▶ _What is needed_: Locate the string "itwalker" in the listing below. Copy every line where it is found.

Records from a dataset
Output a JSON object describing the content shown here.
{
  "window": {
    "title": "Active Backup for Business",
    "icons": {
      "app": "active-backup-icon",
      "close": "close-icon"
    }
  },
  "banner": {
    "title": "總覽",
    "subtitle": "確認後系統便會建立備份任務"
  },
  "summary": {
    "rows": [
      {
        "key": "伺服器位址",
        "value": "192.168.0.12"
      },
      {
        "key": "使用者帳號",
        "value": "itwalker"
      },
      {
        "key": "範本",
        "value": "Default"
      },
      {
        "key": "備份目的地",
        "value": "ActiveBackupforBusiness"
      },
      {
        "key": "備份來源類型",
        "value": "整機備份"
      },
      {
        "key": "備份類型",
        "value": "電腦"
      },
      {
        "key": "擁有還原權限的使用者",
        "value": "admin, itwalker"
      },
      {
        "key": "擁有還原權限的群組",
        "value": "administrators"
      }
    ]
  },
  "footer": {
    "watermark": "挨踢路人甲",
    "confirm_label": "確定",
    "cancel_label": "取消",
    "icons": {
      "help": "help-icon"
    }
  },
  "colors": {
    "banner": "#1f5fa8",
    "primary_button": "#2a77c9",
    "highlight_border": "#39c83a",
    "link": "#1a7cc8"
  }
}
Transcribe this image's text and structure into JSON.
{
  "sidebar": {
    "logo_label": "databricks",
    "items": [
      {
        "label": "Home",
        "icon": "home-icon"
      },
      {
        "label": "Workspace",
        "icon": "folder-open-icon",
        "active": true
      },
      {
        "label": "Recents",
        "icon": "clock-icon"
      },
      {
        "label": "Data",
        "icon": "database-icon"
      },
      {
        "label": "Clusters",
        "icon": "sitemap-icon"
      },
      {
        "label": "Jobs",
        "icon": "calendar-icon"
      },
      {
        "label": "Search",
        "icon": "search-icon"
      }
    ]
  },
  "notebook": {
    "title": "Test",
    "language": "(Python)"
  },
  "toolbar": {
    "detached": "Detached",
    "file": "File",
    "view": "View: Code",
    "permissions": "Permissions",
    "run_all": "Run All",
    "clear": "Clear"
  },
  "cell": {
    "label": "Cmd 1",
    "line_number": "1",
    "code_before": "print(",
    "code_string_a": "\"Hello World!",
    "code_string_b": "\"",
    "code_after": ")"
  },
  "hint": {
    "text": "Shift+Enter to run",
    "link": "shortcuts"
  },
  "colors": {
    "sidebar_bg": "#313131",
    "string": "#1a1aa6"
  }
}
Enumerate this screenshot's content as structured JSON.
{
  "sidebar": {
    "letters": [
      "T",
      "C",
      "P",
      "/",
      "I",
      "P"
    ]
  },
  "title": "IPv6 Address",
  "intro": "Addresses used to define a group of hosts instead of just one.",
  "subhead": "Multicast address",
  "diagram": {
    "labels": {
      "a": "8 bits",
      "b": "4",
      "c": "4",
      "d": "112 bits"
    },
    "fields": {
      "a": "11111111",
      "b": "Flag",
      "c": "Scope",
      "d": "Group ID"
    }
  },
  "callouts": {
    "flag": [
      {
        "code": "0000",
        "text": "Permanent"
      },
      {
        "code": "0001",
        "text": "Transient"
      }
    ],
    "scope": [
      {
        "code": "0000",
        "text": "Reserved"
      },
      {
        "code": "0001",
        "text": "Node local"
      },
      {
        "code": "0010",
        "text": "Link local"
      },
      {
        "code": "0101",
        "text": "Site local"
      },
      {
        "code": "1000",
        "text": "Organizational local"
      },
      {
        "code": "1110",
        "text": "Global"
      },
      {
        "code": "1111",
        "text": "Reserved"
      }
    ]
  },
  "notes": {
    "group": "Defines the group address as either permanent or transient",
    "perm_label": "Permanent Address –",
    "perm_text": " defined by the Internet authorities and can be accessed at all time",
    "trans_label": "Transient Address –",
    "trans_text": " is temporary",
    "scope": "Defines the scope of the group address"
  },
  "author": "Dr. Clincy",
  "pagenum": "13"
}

▶ _Exercise result_:
        "value": "itwalker"
        "value": "admin, itwalker"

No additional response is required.